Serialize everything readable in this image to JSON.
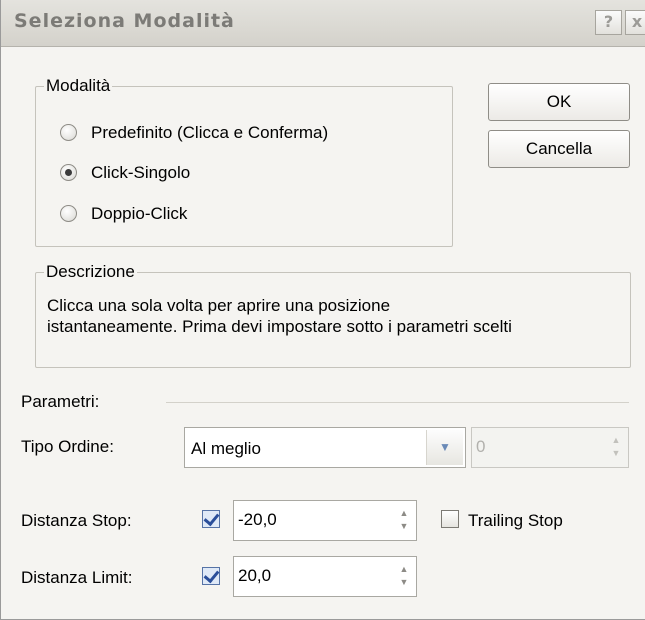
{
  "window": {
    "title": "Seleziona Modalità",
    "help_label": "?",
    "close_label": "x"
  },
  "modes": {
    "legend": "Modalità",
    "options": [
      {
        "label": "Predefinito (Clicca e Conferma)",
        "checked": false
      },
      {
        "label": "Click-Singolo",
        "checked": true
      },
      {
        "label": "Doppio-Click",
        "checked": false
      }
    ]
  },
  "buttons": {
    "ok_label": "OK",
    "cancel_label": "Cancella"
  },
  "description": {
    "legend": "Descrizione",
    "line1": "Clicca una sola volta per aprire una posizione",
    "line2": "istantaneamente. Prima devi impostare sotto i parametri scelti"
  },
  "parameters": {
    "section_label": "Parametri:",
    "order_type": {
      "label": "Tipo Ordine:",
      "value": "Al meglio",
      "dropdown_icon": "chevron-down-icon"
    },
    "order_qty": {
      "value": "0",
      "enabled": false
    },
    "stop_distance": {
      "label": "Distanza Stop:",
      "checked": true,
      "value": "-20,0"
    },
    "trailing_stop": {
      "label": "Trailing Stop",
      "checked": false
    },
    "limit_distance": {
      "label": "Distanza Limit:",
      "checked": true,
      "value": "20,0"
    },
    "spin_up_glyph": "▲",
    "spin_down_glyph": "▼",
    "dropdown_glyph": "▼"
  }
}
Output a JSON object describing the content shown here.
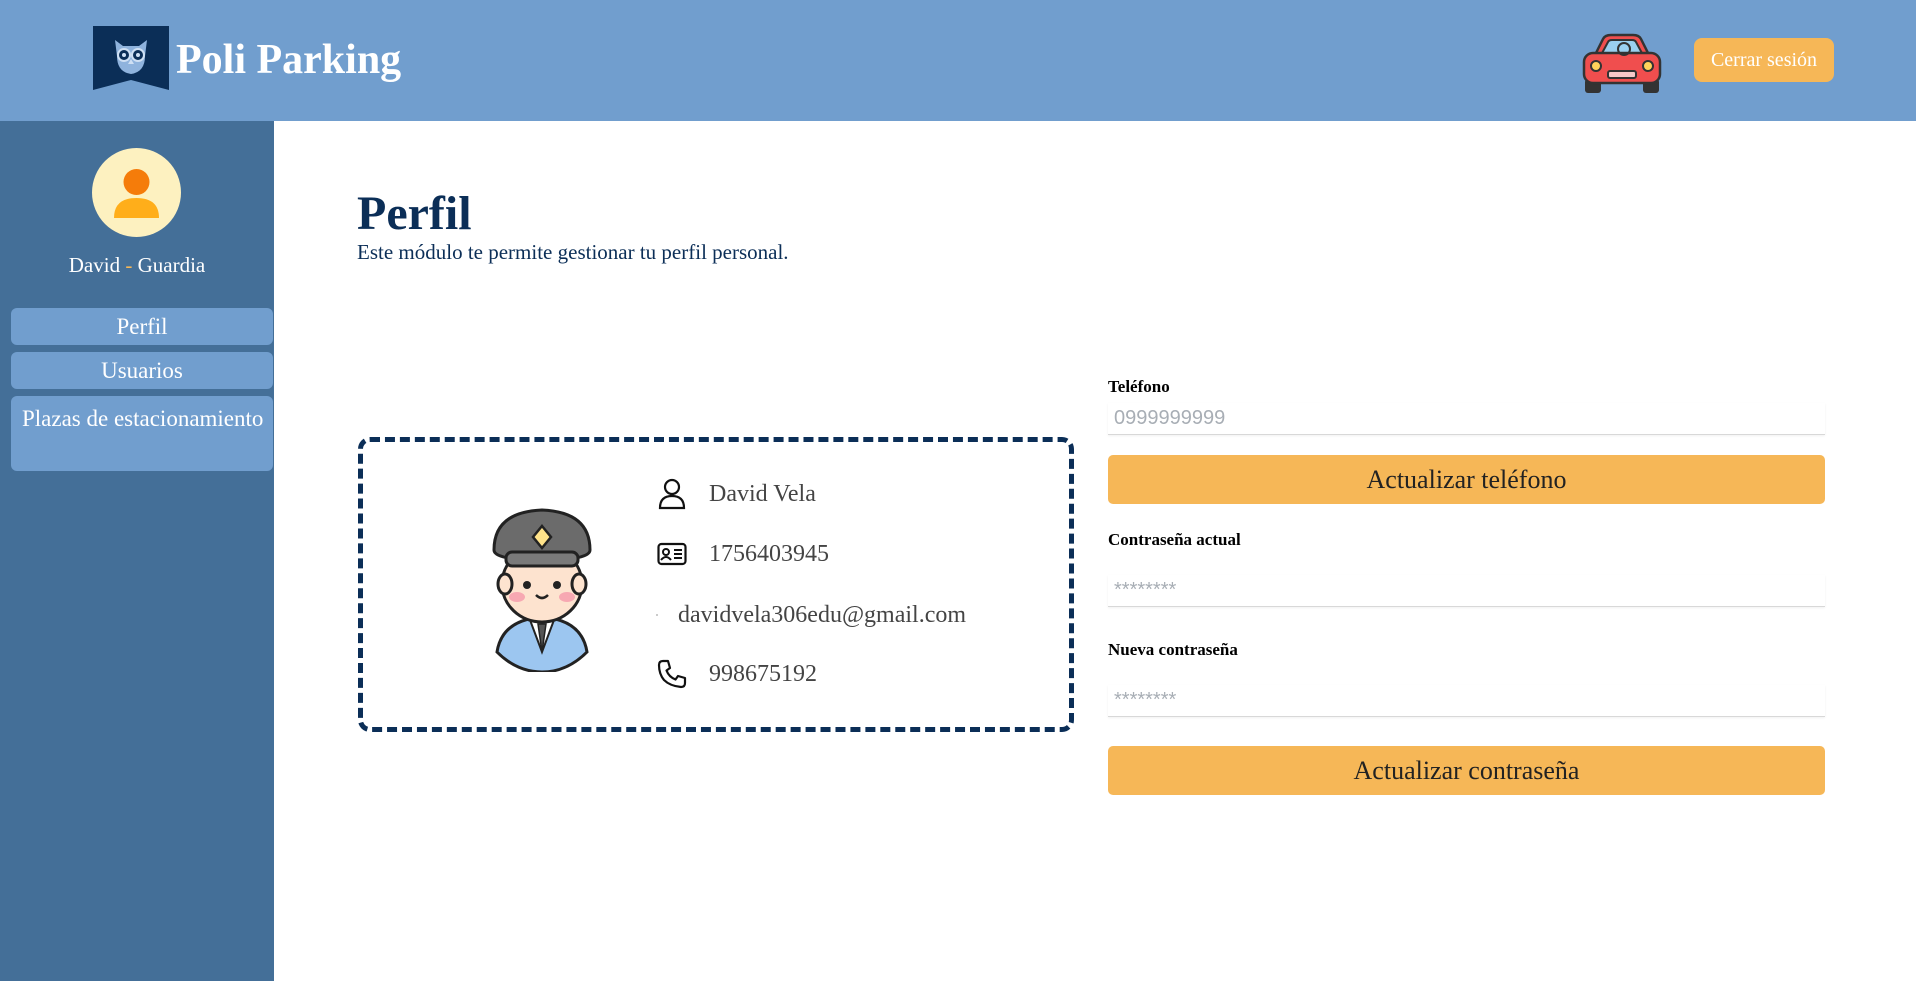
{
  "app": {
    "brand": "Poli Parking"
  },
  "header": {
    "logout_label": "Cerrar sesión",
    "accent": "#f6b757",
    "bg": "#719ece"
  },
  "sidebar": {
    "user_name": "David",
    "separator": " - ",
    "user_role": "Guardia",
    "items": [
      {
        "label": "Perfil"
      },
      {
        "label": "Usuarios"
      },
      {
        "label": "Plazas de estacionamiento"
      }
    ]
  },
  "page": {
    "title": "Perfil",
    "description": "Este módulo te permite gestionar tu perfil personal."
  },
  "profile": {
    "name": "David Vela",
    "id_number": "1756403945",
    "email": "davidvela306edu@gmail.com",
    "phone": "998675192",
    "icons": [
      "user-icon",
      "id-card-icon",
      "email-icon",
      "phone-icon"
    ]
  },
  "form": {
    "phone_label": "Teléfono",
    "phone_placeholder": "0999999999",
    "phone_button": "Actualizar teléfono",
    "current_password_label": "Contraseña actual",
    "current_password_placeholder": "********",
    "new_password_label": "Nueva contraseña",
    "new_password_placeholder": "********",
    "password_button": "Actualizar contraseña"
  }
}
================================
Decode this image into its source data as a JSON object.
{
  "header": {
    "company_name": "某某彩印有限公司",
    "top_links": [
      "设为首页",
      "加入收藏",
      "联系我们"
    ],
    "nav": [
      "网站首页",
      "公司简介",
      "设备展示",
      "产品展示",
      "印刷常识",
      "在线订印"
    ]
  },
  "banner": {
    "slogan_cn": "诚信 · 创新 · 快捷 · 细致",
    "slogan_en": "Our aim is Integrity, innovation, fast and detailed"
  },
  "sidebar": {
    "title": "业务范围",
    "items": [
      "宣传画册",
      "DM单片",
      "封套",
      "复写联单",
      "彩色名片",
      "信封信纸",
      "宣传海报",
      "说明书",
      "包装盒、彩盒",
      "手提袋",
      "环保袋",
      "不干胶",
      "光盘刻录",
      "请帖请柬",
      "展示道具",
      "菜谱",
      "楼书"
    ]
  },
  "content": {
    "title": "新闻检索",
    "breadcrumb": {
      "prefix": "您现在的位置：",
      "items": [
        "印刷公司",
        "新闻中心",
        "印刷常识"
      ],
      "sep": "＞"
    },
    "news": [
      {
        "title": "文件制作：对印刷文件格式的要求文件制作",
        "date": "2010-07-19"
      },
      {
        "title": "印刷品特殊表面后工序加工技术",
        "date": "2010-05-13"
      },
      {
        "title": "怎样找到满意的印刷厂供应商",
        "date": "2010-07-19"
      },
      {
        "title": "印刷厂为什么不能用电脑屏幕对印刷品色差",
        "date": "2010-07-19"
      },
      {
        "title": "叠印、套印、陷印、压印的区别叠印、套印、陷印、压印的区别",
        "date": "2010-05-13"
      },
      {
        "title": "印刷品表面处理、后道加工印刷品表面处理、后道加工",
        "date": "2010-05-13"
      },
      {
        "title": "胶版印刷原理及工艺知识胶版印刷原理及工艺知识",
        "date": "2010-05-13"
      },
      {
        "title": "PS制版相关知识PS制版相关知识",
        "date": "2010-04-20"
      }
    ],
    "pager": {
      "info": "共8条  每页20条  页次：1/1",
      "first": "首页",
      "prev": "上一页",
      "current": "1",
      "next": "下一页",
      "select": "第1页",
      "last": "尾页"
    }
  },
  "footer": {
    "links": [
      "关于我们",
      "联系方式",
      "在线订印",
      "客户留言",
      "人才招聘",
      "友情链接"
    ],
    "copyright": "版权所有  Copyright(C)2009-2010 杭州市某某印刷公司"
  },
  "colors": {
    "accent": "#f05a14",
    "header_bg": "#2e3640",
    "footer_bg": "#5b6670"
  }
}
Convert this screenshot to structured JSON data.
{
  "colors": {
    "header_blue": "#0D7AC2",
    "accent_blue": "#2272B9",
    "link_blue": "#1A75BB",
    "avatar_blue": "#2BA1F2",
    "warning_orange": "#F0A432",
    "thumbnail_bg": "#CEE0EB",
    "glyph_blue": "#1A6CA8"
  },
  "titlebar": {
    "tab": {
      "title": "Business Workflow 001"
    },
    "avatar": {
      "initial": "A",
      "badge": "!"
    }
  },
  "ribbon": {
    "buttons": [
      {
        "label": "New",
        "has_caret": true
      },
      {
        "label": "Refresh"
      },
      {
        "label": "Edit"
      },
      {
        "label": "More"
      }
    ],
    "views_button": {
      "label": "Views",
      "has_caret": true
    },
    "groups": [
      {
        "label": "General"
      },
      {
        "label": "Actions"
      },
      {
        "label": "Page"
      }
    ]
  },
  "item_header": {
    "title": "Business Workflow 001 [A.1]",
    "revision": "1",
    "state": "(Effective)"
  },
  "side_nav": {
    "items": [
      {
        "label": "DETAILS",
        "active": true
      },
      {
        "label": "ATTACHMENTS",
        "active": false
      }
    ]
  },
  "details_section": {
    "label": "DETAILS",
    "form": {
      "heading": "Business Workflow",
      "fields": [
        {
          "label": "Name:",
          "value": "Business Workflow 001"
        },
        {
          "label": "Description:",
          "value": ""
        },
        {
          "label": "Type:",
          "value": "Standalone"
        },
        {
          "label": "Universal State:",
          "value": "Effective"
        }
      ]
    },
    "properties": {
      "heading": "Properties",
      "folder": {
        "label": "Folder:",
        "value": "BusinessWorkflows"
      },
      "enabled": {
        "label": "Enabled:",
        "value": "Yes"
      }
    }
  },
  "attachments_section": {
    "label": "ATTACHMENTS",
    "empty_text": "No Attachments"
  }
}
================================
Job:
Where a line of the entries contains the word "Click", copy that line.

Written reply:
        "label": "Click-Singolo",
        "label": "Doppio-Click",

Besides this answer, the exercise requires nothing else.